(begin)

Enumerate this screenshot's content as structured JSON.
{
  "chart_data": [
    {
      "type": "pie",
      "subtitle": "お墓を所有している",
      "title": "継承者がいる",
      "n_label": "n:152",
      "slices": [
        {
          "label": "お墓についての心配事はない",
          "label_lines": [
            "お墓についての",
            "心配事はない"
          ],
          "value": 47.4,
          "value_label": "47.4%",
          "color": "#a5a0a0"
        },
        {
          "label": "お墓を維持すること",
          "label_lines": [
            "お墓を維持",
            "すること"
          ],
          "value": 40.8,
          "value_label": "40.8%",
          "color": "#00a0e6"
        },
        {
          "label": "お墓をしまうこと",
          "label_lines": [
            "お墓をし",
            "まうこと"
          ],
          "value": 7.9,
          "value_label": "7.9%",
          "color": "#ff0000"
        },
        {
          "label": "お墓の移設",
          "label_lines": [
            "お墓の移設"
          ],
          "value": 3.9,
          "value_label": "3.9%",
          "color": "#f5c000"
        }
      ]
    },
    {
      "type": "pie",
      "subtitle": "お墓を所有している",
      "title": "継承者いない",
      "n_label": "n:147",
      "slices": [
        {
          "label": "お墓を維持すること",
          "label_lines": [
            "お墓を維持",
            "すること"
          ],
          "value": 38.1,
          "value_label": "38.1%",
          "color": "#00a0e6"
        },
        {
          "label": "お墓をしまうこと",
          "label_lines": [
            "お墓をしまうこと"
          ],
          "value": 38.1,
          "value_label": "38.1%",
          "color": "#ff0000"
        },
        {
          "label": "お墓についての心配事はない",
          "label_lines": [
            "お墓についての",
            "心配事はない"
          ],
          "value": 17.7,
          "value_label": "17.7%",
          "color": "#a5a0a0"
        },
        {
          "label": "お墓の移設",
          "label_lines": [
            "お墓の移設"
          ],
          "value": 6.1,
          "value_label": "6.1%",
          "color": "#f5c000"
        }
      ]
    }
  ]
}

(end)

WORK INSTRUCTIONS ▸ Print the records above exactly as they appear.

SOLUTION ▸
Enumerate this screenshot's content as structured JSON.
{
  "chart_data": [
    {
      "type": "pie",
      "subtitle": "お墓を所有している",
      "title": "継承者がいる",
      "n_label": "n:152",
      "slices": [
        {
          "label": "お墓についての心配事はない",
          "label_lines": [
            "お墓についての",
            "心配事はない"
          ],
          "value": 47.4,
          "value_label": "47.4%",
          "color": "#a5a0a0"
        },
        {
          "label": "お墓を維持すること",
          "label_lines": [
            "お墓を維持",
            "すること"
          ],
          "value": 40.8,
          "value_label": "40.8%",
          "color": "#00a0e6"
        },
        {
          "label": "お墓をしまうこと",
          "label_lines": [
            "お墓をし",
            "まうこと"
          ],
          "value": 7.9,
          "value_label": "7.9%",
          "color": "#ff0000"
        },
        {
          "label": "お墓の移設",
          "label_lines": [
            "お墓の移設"
          ],
          "value": 3.9,
          "value_label": "3.9%",
          "color": "#f5c000"
        }
      ]
    },
    {
      "type": "pie",
      "subtitle": "お墓を所有している",
      "title": "継承者いない",
      "n_label": "n:147",
      "slices": [
        {
          "label": "お墓を維持すること",
          "label_lines": [
            "お墓を維持",
            "すること"
          ],
          "value": 38.1,
          "value_label": "38.1%",
          "color": "#00a0e6"
        },
        {
          "label": "お墓をしまうこと",
          "label_lines": [
            "お墓をしまうこと"
          ],
          "value": 38.1,
          "value_label": "38.1%",
          "color": "#ff0000"
        },
        {
          "label": "お墓についての心配事はない",
          "label_lines": [
            "お墓についての",
            "心配事はない"
          ],
          "value": 17.7,
          "value_label": "17.7%",
          "color": "#a5a0a0"
        },
        {
          "label": "お墓の移設",
          "label_lines": [
            "お墓の移設"
          ],
          "value": 6.1,
          "value_label": "6.1%",
          "color": "#f5c000"
        }
      ]
    }
  ]
}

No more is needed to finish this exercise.